Short problem: The entries that follow should be written out exactly.

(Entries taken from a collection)
================================
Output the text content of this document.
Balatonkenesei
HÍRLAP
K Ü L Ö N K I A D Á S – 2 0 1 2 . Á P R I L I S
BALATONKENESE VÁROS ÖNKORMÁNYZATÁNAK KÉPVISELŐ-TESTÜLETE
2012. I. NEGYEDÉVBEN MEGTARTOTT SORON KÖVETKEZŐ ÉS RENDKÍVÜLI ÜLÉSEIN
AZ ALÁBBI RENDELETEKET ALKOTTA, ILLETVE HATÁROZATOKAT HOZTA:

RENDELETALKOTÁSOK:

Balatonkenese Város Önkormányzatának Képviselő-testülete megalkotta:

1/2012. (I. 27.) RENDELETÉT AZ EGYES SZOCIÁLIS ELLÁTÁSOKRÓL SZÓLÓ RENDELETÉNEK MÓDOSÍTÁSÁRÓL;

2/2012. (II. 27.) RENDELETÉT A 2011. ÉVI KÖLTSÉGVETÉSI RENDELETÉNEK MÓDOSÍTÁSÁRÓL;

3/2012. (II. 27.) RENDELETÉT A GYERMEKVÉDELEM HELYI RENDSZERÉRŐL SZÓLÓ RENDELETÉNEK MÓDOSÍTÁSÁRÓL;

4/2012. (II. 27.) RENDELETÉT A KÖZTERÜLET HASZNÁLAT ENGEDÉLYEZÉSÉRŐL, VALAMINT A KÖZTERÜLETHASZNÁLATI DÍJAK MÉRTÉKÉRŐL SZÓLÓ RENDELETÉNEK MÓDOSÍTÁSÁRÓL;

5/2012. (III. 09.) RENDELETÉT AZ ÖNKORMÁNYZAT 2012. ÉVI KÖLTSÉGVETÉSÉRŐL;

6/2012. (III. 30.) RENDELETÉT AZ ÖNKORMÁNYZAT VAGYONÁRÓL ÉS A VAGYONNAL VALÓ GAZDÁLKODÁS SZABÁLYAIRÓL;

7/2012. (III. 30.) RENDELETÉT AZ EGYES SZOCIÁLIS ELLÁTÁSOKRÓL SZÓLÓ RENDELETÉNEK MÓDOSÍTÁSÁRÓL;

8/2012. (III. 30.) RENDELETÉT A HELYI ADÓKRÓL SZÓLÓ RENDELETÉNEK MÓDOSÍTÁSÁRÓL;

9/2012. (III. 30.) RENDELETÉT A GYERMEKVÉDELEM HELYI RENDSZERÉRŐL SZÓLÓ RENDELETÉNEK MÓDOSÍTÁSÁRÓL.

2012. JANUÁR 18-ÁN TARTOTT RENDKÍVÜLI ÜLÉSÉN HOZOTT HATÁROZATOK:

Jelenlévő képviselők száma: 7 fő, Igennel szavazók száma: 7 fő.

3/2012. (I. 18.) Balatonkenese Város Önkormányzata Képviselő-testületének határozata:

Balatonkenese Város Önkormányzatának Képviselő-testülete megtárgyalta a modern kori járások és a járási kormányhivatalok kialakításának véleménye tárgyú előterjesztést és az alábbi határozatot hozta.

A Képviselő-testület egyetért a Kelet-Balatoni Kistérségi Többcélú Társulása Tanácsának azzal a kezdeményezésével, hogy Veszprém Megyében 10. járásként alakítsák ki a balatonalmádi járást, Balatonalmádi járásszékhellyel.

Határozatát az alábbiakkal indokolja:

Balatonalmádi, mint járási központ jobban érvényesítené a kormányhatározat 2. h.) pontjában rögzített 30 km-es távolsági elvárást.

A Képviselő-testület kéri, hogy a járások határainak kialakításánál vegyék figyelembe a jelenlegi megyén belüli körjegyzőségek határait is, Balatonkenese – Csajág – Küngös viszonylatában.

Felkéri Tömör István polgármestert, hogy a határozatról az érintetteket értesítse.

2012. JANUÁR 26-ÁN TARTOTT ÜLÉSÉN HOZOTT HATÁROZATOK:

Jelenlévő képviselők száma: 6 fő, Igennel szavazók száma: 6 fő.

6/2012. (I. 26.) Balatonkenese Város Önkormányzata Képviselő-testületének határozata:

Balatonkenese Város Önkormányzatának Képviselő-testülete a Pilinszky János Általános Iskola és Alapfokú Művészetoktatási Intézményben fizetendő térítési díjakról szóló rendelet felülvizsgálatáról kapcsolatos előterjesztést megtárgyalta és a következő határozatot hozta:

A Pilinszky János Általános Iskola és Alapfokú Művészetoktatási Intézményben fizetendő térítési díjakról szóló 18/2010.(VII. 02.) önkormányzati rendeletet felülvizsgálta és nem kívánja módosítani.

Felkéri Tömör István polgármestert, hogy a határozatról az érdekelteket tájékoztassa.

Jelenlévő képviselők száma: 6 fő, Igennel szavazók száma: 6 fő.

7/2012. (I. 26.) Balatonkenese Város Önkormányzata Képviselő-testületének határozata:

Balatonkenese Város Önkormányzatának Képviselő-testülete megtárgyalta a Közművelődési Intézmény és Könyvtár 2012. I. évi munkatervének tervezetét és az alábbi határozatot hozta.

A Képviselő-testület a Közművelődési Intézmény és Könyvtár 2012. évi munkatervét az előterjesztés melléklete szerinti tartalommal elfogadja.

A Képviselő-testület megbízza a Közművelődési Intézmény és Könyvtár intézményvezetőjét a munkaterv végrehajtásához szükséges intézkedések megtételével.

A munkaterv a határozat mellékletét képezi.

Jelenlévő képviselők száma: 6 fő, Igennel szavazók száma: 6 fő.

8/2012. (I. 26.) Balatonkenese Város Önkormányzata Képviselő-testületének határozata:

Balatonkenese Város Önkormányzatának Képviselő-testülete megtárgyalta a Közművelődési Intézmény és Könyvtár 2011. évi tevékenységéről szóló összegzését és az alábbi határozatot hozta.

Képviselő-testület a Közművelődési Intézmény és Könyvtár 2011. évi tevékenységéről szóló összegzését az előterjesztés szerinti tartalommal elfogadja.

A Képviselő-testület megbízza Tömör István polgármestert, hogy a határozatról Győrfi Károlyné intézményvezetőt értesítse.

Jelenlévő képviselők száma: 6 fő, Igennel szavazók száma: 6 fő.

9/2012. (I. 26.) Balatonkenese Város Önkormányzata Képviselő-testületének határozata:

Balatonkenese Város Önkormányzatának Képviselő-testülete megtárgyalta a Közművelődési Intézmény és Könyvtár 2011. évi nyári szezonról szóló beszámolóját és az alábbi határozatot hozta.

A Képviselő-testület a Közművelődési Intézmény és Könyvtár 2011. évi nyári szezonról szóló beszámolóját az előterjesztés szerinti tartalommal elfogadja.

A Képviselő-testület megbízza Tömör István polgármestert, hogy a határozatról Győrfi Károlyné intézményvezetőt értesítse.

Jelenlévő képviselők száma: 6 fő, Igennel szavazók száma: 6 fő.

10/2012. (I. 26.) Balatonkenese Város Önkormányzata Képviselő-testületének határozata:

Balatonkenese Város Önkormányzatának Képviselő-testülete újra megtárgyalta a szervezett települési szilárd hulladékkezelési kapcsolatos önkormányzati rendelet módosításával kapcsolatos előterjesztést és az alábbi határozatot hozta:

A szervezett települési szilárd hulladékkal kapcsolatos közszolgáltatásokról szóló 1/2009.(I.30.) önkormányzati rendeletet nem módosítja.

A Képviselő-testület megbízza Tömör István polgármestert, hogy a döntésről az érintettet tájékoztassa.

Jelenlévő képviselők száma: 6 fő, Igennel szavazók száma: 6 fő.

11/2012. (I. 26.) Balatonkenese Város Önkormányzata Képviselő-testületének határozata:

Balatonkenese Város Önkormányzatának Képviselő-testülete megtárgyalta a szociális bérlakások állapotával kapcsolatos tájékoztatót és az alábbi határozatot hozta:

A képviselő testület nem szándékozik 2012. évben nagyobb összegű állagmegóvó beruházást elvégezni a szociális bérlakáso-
================================
In response:
Output the text content of this document.
Balatonkenesei
HÍRLAP
K Ü L Ö N K I A D Á S – 2 0 1 2 . Á P R I L I S
BALATONKENESE VÁROS ÖNKORMÁNYZATÁNAK KÉPVISELŐ-TESTÜLETE
2012. I. NEGYEDÉVBEN MEGTARTOTT SORON KÖVETKEZŐ ÉS RENDKÍVÜLI ÜLÉSEIN
AZ ALÁBBI RENDELETEKET ALKOTTA, ILLETVE HATÁROZATOKAT HOZTA:

RENDELETALKOTÁSOK:

Balatonkenese Város Önkormányzatának Képviselő-testülete megalkotta:

1/2012. (I. 27.) RENDELETÉT AZ EGYES SZOCIÁLIS ELLÁTÁSOKRÓL SZÓLÓ RENDELETÉNEK MÓDOSÍTÁSÁRÓL;

2/2012. (II. 27.) RENDELETÉT A 2011. ÉVI KÖLTSÉGVETÉSI RENDELETÉNEK MÓDOSÍTÁSÁRÓL;

3/2012. (II. 27.) RENDELETÉT A GYERMEKVÉDELEM HELYI RENDSZERÉRŐL SZÓLÓ RENDELETÉNEK MÓDOSÍTÁSÁRÓL;

4/2012. (II. 27.) RENDELETÉT A KÖZTERÜLET HASZNÁLAT ENGEDÉLYEZÉSÉRŐL, VALAMINT A KÖZTERÜLETHASZNÁLATI DÍJAK MÉRTÉKÉRŐL SZÓLÓ RENDELETÉNEK MÓDOSÍTÁSÁRÓL;

5/2012. (III. 09.) RENDELETÉT AZ ÖNKORMÁNYZAT 2012. ÉVI KÖLTSÉGVETÉSÉRŐL;

6/2012. (III. 30.) RENDELETÉT AZ ÖNKORMÁNYZAT VAGYONÁRÓL ÉS A VAGYONNAL VALÓ GAZDÁLKODÁS SZABÁLYAIRÓL;

7/2012. (III. 30.) RENDELETÉT AZ EGYES SZOCIÁLIS ELLÁTÁSOKRÓL SZÓLÓ RENDELETÉNEK MÓDOSÍTÁSÁRÓL;

8/2012. (III. 30.) RENDELETÉT A HELYI ADÓKRÓL SZÓLÓ RENDELETÉNEK MÓDOSÍTÁSÁRÓL;

9/2012. (III. 30.) RENDELETÉT A GYERMEKVÉDELEM HELYI RENDSZERÉRŐL SZÓLÓ RENDELETÉNEK MÓDOSÍTÁSÁRÓL.

2012. JANUÁR 18-ÁN TARTOTT RENDKÍVÜLI ÜLÉSÉN HOZOTT HATÁROZATOK:

Jelenlévő képviselők száma: 7 fő, Igennel szavazók száma: 7 fő.

3/2012. (I. 18.) Balatonkenese Város Önkormányzata Képviselő-testületének határozata:

Balatonkenese Város Önkormányzatának Képviselő-testülete megtárgyalta a modern kori járások és a járási kormányhivatalok kialakításának véleménye tárgyú előterjesztést és az alábbi határozatot hozta.

A Képviselő-testület egyetért a Kelet-Balatoni Kistérségi Többcélú Társulása Tanácsának azzal a kezdeményezésével, hogy Veszprém Megyében 10. járásként alakítsák ki a balatonalmádi járást, Balatonalmádi járásszékhellyel.

Határozatát az alábbiakkal indokolja:

Balatonalmádi, mint járási központ jobban érvényesítené a kormányhatározat 2. h.) pontjában rögzített 30 km-es távolsági elvárást.

A Képviselő-testület kéri, hogy a járások határainak kialakításánál vegyék figyelembe a jelenlegi megyén belüli körjegyzőségek határait is, Balatonkenese – Csajág – Küngös viszonylatában.

Felkéri Tömör István polgármestert, hogy a határozatról az érintetteket értesítse.

2012. JANUÁR 26-ÁN TARTOTT ÜLÉSÉN HOZOTT HATÁROZATOK:

Jelenlévő képviselők száma: 6 fő, Igennel szavazók száma: 6 fő.

6/2012. (I. 26.) Balatonkenese Város Önkormányzata Képviselő-testületének határozata:

Balatonkenese Város Önkormányzatának Képviselő-testülete a Pilinszky János Általános Iskola és Alapfokú Művészetoktatási Intézményben fizetendő térítési díjakról szóló rendelet felülvizsgálatáról kapcsolatos előterjesztést megtárgyalta és a következő határozatot hozta:

A Pilinszky János Általános Iskola és Alapfokú Művészetoktatási Intézményben fizetendő térítési díjakról szóló 18/2010.(VII. 02.) önkormányzati rendeletet felülvizsgálta és nem kívánja módosítani.

Felkéri Tömör István polgármestert, hogy a határozatról az érdekelteket tájékoztassa.

Jelenlévő képviselők száma: 6 fő, Igennel szavazók száma: 6 fő.

7/2012. (I. 26.) Balatonkenese Város Önkormányzata Képviselő-testületének határozata:

Balatonkenese Város Önkormányzatának Képviselő-testülete megtárgyalta a Közművelődési Intézmény és Könyvtár 2012. I. évi munkatervének tervezetét és az alábbi határozatot hozta.

A Képviselő-testület a Közművelődési Intézmény és Könyvtár 2012. évi munkatervét az előterjesztés melléklete szerinti tartalommal elfogadja.

A Képviselő-testület megbízza a Közművelődési Intézmény és Könyvtár intézményvezetőjét a munkaterv végrehajtásához szükséges intézkedések megtételével.

A munkaterv a határozat mellékletét képezi.

Jelenlévő képviselők száma: 6 fő, Igennel szavazók száma: 6 fő.

8/2012. (I. 26.) Balatonkenese Város Önkormányzata Képviselő-testületének határozata:

Balatonkenese Város Önkormányzatának Képviselő-testülete megtárgyalta a Közművelődési Intézmény és Könyvtár 2011. évi tevékenységéről szóló összegzését és az alábbi határozatot hozta.

Képviselő-testület a Közművelődési Intézmény és Könyvtár 2011. évi tevékenységéről szóló összegzését az előterjesztés szerinti tartalommal elfogadja.

A Képviselő-testület megbízza Tömör István polgármestert, hogy a határozatról Győrfi Károlyné intézményvezetőt értesítse.

Jelenlévő képviselők száma: 6 fő, Igennel szavazók száma: 6 fő.

9/2012. (I. 26.) Balatonkenese Város Önkormányzata Képviselő-testületének határozata:

Balatonkenese Város Önkormányzatának Képviselő-testülete megtárgyalta a Közművelődési Intézmény és Könyvtár 2011. évi nyári szezonról szóló beszámolóját és az alábbi határozatot hozta.

A Képviselő-testület a Közművelődési Intézmény és Könyvtár 2011. évi nyári szezonról szóló beszámolóját az előterjesztés szerinti tartalommal elfogadja.

A Képviselő-testület megbízza Tömör István polgármestert, hogy a határozatról Győrfi Károlyné intézményvezetőt értesítse.

Jelenlévő képviselők száma: 6 fő, Igennel szavazók száma: 6 fő.

10/2012. (I. 26.) Balatonkenese Város Önkormányzata Képviselő-testületének határozata:

Balatonkenese Város Önkormányzatának Képviselő-testülete újra megtárgyalta a szervezett települési szilárd hulladékkezelési kapcsolatos önkormányzati rendelet módosításával kapcsolatos előterjesztést és az alábbi határozatot hozta:

A szervezett települési szilárd hulladékkal kapcsolatos közszolgáltatásokról szóló 1/2009.(I.30.) önkormányzati rendeletet nem módosítja.

A Képviselő-testület megbízza Tömör István polgármestert, hogy a döntésről az érintettet tájékoztassa.

Jelenlévő képviselők száma: 6 fő, Igennel szavazók száma: 6 fő.

11/2012. (I. 26.) Balatonkenese Város Önkormányzata Képviselő-testületének határozata:

Balatonkenese Város Önkormányzatának Képviselő-testülete megtárgyalta a szociális bérlakások állapotával kapcsolatos tájékoztatót és az alábbi határozatot hozta:

A képviselő testület nem szándékozik 2012. évben nagyobb összegű állagmegóvó beruházást elvégezni a szociális bérlakáso-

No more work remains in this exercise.